▸ **What you will do**: Filter this material down to the lines that hold "Żywienie", copying each one.

▸ **Record extracts**:
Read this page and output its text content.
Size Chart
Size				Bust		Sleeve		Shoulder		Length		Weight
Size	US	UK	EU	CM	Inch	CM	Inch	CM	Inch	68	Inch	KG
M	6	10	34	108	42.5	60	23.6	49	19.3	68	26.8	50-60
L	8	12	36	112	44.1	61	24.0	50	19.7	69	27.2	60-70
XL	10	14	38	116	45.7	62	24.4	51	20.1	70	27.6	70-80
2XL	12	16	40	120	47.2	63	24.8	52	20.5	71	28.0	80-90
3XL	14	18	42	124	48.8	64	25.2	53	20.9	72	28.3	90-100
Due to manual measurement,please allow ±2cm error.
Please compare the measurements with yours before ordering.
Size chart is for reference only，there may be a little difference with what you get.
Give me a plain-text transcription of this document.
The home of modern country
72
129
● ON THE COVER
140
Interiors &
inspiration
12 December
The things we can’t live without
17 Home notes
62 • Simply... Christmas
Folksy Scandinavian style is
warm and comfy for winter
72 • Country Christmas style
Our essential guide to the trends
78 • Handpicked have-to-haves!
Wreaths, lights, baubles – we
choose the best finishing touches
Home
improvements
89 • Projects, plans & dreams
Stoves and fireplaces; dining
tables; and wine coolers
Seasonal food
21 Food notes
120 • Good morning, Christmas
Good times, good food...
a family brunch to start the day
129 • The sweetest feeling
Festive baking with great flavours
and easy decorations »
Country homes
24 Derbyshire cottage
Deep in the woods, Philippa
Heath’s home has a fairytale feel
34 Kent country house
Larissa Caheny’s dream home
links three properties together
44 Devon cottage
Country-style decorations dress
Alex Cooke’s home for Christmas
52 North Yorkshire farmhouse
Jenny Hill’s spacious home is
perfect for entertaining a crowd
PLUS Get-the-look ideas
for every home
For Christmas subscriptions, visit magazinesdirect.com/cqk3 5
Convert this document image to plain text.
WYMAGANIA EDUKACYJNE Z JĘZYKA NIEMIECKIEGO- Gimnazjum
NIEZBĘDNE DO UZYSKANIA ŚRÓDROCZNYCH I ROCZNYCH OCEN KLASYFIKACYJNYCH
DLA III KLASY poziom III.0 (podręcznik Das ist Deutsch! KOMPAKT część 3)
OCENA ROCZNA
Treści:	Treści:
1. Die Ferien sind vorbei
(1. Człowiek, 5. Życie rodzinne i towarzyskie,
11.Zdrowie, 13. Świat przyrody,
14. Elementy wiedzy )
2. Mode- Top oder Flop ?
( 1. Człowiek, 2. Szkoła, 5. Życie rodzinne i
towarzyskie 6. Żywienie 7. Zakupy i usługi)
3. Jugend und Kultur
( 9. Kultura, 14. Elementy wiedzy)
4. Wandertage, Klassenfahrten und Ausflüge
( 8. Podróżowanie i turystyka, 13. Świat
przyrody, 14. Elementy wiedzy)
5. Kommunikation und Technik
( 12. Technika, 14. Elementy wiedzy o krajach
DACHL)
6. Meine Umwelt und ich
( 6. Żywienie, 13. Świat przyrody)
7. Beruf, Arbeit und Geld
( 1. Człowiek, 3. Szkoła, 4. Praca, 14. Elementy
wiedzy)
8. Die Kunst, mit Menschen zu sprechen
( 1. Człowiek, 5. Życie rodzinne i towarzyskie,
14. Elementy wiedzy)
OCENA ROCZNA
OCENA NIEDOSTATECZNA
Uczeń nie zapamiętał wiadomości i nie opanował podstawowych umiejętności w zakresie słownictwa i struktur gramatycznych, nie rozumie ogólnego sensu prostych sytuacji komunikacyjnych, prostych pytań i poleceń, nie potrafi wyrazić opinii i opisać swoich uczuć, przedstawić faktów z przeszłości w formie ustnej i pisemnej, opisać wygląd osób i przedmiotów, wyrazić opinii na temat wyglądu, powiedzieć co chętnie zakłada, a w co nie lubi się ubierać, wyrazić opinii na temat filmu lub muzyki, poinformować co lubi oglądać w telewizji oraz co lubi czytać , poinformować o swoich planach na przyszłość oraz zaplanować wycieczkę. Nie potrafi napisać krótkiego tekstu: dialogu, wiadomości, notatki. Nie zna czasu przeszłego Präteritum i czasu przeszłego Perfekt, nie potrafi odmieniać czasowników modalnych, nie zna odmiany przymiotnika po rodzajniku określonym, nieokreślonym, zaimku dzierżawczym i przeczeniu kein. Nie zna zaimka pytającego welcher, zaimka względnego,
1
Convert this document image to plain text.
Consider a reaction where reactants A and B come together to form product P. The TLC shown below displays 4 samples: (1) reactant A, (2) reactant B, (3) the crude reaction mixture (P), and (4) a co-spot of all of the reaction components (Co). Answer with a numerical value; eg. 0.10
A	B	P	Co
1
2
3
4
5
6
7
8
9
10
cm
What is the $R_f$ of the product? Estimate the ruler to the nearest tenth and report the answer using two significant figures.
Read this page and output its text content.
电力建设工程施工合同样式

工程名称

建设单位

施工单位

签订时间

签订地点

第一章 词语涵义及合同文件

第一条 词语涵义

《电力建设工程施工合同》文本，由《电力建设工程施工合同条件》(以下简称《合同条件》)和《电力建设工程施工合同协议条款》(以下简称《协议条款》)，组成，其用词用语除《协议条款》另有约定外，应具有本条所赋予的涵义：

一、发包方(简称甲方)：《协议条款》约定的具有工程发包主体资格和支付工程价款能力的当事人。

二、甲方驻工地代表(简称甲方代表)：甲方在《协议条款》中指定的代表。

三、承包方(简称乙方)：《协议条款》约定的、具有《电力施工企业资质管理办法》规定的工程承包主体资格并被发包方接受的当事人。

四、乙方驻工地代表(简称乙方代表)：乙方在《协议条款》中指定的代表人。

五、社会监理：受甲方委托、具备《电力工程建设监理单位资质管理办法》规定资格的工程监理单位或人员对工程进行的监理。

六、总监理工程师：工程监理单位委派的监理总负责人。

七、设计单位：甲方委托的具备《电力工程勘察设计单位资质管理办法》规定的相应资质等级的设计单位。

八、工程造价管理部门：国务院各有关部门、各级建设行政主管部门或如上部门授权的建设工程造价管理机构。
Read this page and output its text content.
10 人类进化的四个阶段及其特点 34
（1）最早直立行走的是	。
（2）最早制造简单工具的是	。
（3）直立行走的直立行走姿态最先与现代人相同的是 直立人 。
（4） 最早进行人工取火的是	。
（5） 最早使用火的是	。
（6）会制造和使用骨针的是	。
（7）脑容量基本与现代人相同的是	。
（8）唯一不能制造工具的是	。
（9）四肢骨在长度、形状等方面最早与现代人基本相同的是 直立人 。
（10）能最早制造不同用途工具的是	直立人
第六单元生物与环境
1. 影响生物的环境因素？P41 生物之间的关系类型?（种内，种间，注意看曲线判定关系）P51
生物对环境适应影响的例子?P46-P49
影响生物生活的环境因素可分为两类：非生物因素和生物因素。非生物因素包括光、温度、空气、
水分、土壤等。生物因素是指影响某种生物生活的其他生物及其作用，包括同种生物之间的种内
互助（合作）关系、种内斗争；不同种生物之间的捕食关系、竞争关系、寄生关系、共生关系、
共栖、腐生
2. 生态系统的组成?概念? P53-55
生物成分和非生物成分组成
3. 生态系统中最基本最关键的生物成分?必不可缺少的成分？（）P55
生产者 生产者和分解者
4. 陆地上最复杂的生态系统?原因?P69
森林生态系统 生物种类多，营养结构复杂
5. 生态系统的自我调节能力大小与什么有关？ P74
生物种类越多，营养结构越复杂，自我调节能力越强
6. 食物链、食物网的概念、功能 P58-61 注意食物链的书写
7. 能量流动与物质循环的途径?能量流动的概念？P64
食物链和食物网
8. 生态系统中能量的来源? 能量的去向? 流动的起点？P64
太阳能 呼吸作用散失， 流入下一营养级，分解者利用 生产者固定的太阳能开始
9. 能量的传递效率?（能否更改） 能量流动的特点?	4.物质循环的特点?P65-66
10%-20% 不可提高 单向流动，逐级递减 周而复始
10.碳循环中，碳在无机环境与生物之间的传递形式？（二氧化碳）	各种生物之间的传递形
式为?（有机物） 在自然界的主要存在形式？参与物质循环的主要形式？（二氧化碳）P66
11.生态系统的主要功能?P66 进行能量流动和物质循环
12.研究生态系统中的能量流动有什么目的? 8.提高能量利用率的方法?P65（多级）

▸ **Result**:
towarzyskie 6. Żywienie 7. Zakupy i usługi)
( 6. Żywienie, 13. Świat przyrody)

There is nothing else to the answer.